── PROVIDED DATA ──

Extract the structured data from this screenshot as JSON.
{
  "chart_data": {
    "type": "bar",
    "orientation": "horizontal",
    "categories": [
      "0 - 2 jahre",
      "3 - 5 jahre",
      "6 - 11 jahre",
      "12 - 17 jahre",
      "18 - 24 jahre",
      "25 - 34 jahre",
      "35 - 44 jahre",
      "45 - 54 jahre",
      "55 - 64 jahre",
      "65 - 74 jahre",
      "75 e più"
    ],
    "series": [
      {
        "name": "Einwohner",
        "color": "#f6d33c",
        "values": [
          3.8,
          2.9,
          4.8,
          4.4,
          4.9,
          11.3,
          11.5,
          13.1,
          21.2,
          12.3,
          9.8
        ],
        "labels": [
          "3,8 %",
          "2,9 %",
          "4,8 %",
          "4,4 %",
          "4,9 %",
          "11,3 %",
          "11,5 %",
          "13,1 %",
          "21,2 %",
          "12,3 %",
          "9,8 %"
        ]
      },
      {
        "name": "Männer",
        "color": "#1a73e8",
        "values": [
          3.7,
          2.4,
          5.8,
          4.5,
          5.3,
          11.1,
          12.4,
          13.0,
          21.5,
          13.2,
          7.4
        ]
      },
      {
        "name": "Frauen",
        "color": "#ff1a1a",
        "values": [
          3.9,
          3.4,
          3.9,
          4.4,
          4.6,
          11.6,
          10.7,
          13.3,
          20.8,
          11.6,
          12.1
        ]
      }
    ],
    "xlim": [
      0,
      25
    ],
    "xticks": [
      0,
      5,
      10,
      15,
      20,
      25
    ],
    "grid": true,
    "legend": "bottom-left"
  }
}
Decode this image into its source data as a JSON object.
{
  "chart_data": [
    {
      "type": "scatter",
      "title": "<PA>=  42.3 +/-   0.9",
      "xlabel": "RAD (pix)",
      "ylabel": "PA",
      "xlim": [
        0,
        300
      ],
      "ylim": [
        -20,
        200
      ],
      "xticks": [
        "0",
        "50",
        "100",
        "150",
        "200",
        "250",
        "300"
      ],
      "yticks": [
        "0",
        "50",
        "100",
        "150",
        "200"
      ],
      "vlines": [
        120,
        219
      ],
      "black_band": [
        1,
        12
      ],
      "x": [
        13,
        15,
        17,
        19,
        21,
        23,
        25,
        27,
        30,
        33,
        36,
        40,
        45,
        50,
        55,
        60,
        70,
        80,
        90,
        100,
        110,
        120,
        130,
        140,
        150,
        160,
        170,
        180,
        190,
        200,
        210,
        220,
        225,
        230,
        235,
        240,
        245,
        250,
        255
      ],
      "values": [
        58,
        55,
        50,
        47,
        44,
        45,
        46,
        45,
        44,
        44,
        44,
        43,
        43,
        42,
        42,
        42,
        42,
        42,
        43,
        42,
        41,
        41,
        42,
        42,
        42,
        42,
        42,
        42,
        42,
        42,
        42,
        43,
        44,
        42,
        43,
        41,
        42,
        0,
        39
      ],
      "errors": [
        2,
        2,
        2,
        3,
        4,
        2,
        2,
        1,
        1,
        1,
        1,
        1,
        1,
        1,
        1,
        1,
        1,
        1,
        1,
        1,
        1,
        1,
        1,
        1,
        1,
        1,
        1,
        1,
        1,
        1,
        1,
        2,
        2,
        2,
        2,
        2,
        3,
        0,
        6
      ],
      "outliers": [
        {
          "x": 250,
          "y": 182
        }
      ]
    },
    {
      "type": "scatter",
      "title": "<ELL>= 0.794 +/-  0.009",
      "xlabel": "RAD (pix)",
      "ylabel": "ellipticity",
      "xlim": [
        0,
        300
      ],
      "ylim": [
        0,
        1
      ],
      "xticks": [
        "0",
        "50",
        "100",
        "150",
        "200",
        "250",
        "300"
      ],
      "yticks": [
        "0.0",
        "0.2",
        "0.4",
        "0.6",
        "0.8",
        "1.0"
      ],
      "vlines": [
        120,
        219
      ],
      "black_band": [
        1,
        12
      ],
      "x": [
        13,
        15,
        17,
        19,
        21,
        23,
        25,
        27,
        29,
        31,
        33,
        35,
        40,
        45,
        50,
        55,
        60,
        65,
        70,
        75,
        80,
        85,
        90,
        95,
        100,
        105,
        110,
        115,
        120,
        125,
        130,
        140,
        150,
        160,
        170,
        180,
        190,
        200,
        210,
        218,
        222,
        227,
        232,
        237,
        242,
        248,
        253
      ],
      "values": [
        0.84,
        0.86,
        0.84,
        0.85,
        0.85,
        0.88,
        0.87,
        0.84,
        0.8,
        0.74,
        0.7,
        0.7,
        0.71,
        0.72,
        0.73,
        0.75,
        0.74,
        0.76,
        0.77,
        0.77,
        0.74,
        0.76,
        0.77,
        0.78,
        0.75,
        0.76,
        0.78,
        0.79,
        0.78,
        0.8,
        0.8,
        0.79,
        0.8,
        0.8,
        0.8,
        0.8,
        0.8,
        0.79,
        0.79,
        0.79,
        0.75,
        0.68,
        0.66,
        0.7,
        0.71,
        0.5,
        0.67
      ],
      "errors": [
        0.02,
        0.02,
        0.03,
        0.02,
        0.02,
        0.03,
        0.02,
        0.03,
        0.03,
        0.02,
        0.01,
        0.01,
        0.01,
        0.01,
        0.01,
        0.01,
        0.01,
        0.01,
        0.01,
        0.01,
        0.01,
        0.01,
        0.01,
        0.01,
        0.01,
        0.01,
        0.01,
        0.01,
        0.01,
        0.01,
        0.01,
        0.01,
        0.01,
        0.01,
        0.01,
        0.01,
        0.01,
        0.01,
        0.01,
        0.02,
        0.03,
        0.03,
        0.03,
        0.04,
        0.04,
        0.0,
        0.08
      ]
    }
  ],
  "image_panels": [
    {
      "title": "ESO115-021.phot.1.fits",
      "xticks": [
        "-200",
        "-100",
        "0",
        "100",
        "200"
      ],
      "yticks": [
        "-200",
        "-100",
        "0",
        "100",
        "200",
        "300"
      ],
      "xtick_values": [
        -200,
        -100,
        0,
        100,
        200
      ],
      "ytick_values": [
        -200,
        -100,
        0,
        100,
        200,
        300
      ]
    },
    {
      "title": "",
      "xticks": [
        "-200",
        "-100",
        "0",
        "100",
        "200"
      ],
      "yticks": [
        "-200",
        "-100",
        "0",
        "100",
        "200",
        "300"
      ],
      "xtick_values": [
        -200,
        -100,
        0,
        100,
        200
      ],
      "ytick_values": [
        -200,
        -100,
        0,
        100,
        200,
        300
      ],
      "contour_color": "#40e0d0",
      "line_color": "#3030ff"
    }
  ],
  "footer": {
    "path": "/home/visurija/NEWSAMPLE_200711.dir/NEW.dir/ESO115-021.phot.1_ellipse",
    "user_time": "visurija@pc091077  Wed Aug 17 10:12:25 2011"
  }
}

───

Write out every line of the entries that holds the word "phot".

COMPLETED TASK.
      "title": "ESO115-021.phot.1.fits",
    "path": "/home/visurija/NEWSAMPLE_200711.dir/NEW.dir/ESO115-021.phot.1_ellipse",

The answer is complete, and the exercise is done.